§ Exercise
State the count of lines below in which the word "appuis" appears, and add nothing.

Records
[BEGIN]
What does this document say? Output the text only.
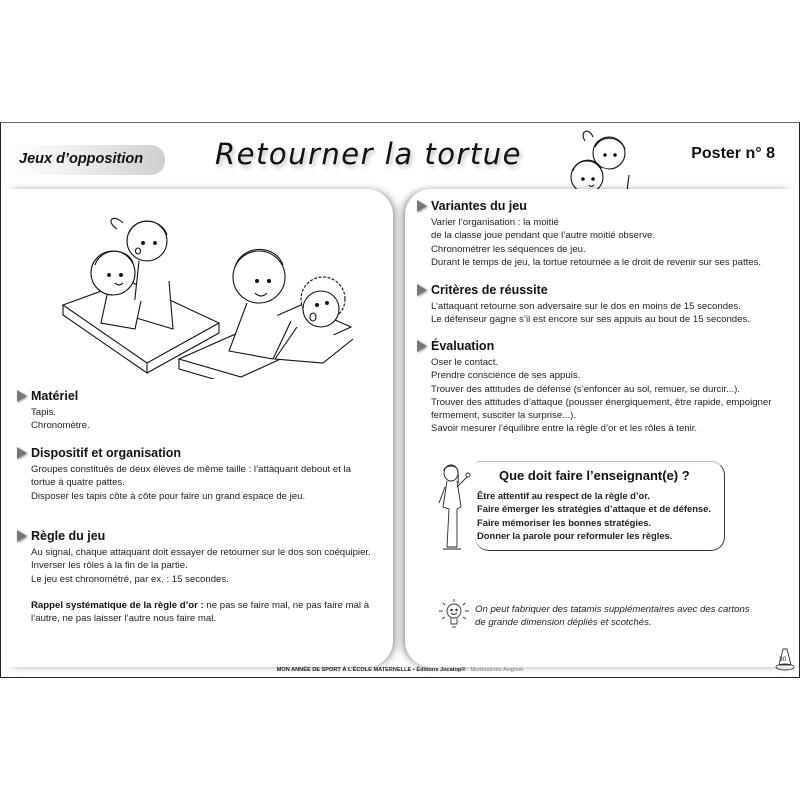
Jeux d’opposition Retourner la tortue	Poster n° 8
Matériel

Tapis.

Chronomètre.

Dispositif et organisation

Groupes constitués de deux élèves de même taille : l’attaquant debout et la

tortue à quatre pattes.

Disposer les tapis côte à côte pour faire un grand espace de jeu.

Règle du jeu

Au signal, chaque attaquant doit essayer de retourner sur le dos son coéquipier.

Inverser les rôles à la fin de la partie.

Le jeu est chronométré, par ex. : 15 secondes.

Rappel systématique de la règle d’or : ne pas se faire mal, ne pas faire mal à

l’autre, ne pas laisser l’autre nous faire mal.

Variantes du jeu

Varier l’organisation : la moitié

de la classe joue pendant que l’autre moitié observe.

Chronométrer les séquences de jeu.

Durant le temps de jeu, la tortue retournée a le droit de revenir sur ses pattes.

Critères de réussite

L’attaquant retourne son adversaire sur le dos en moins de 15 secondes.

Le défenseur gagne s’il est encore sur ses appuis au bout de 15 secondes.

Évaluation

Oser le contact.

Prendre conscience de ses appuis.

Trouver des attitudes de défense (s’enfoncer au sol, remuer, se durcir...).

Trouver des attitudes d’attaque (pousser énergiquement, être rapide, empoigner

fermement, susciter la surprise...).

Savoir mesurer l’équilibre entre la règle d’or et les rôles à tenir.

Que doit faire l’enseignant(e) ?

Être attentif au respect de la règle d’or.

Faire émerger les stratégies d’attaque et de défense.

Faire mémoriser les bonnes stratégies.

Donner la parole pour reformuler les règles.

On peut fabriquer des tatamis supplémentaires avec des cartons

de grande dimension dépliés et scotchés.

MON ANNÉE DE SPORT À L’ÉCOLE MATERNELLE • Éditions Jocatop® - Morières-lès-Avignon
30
[END]
[BEGIN]
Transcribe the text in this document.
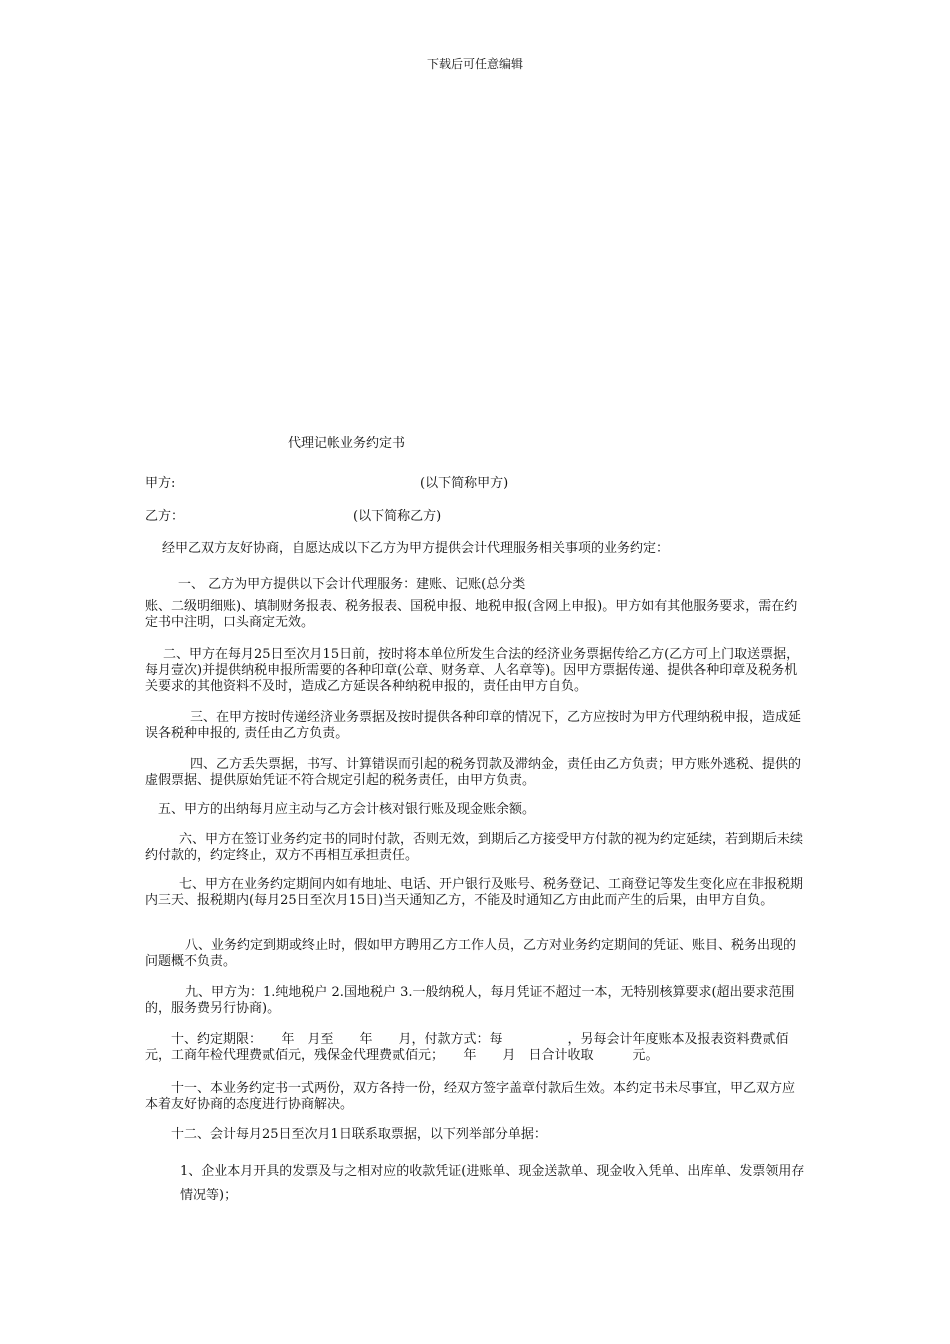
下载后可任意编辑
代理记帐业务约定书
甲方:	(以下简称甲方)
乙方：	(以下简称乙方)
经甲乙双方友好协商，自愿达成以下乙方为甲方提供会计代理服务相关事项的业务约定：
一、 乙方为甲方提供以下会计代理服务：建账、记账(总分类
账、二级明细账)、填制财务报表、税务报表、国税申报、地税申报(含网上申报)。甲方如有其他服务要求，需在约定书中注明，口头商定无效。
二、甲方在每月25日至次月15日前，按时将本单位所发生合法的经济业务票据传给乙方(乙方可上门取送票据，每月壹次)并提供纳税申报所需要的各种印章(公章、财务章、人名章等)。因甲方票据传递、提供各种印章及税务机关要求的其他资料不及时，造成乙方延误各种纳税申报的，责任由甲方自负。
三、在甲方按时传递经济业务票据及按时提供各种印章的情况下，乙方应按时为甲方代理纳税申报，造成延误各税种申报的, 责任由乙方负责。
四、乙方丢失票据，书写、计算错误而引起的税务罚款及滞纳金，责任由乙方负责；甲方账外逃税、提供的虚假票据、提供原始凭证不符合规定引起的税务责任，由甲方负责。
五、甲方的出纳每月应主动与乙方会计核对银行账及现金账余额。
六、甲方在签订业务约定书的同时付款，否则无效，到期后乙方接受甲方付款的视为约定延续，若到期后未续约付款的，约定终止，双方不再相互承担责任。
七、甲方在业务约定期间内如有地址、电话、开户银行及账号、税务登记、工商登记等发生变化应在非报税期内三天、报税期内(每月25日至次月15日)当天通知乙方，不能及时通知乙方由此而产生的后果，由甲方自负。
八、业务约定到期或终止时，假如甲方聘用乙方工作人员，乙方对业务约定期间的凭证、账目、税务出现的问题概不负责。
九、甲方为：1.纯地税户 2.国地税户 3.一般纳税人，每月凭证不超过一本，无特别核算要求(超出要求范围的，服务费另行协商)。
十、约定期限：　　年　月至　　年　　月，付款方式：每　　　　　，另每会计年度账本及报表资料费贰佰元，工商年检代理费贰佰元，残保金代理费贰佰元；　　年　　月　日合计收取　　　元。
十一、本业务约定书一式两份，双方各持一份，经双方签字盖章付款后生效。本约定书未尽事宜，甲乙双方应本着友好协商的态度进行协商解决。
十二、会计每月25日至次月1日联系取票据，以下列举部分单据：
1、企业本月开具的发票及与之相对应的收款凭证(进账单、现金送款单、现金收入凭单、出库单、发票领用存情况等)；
[END]
§ Correct output
2